Malaysia Tindak Penghindar Pajak Perdagangan Kripto

Pihak berwenang menuduh beberapa kemitraan terbatas dan entitas korporasi dibentuk untuk perdagangan kripto.

oleh Gagas Yoga Pratomo diperbarui 28 Jun 2024, 12:00 WIB
Ilustrasi Kripto (Foto: Traxer/unsplash)

Liputan6.com, Jakarta Lembaga pajak di Malaysia atau Lembaga Hasil Dalam Negeri (LHDN), melakukan operasi khusus yang dijuluki “Ops Token” untuk mengurangi kasus penghindar pajak dari perdagangan kripto.

Media lokal The Malaysian Reserve melaporkan 38 personel dari Kepolisian Kerajaan Malaysia dan CyberSecurity Malaysia (CSM) menggerebek 10 lokasi berbeda di Lembah Klang.

Operasi tersebut menargetkan perusahaan yang tidak melaporkan aktivitas perdagangan kripto mereka dengan benar ke agen federal.

Inisiatif ini sejalan dengan keinginan pemerintah daerah untuk mengurangi kebocoran pendapatan pajak dan meningkatkan administrasi perpajakan negara.

## DATA TERCATAT
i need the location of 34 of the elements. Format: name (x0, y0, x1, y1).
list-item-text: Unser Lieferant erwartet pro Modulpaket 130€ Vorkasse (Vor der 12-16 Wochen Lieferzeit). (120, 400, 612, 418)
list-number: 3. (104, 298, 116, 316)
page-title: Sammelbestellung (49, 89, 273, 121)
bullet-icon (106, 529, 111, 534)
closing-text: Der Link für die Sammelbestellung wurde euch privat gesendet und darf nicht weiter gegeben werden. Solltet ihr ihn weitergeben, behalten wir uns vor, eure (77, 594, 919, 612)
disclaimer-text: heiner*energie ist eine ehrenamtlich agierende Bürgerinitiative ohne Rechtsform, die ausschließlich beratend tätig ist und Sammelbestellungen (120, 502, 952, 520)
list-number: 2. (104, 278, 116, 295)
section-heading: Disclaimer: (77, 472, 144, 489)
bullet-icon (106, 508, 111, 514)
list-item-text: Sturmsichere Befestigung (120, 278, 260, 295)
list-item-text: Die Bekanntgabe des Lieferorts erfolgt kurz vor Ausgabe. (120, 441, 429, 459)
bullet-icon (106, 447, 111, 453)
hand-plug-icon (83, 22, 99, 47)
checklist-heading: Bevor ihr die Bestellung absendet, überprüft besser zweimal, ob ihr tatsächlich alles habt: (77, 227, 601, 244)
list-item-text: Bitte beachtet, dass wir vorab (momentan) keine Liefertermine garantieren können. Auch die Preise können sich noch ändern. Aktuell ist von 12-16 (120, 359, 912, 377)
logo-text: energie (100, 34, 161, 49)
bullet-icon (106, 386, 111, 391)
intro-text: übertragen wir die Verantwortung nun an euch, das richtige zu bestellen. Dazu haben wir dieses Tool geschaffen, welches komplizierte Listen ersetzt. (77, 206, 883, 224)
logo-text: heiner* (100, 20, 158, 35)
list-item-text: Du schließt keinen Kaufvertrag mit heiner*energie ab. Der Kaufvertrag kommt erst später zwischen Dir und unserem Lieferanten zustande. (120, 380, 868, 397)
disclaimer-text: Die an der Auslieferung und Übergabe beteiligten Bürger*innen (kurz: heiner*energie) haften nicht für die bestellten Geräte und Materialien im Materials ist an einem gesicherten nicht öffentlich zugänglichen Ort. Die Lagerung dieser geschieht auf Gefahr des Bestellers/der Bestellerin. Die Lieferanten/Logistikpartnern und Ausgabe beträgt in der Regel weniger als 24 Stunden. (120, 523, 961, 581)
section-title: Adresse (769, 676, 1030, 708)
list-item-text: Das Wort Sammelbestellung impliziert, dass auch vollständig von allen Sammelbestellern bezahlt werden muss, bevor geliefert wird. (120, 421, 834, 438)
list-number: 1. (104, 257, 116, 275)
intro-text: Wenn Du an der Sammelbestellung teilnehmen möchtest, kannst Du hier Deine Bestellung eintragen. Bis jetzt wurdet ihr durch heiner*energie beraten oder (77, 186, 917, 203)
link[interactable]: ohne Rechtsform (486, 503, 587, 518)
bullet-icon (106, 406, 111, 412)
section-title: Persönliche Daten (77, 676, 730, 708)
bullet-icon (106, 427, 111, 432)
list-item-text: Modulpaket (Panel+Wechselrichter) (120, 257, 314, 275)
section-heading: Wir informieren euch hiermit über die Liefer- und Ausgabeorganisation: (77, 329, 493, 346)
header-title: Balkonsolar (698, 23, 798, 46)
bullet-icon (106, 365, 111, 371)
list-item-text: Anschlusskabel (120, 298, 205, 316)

## DAFTAR TUGAS
a - Dalam artikel tentang Ops Token, berapa personel yang menggerebek lokasi di Lembah Klang, dan dari lembaga mana saja mereka berasal?
b - Sambung artikel tentang Ops Token, mulai setelah kalimat terakhirnya.
Data di atas tidak diperlukan untuk mengerjakan apa pun.

## JAWABAN PER NOMOR
a - 38 personel, dari Kepolisian Kerajaan Malaysia dan CyberSecurity Malaysia (CSM).

b -
Pihak berwenang menuduh beberapa kemitraan terbatas dan entitas korporasi dibentuk untuk perdagangan kripto. Badan federal percaya entitas-entitas ini menghindari pelaporan pajak mereka. 

“Melalui operasi tersebut, data perdagangan mata uang kripto yang disimpan di perangkat seluler dan komputer ditemukan, dan kami berhasil mengidentifikasi nilai aset digital yang diperdagangkan, yang menyebabkan kebocoran pendapatan pajak yang sangat signifikan,” kata LHDN dalam laporannya, dikutip dari Cointelegraph, Jumat (28/6/2024).

LHDN menambahkan, data yang diperoleh dalam operasi tersebut akan dianalisis untuk menentukan nilai aset kripto yang diperdagangkan dan keuntungan yang dihasilkan.  Hal ini akan membantu badan federal untuk mengidentifikasi nilai kebocoran pajak yang tidak dilaporkan dengan benar ke LHDN.

 


Regulasi Kripto di Malaysia

Ilustrasi Kripto. (Foto By AI)

Di Malaysia, mata uang kripto legal dan diatur oleh Securities Commission (SC), sebuah badan hukum yang bertanggung jawab untuk mengatur pasar modal di negara tersebut. Token dianggap sebagai sekuritas di suatu negara, sehingga tunduk pada undang-undang sekuritasnya.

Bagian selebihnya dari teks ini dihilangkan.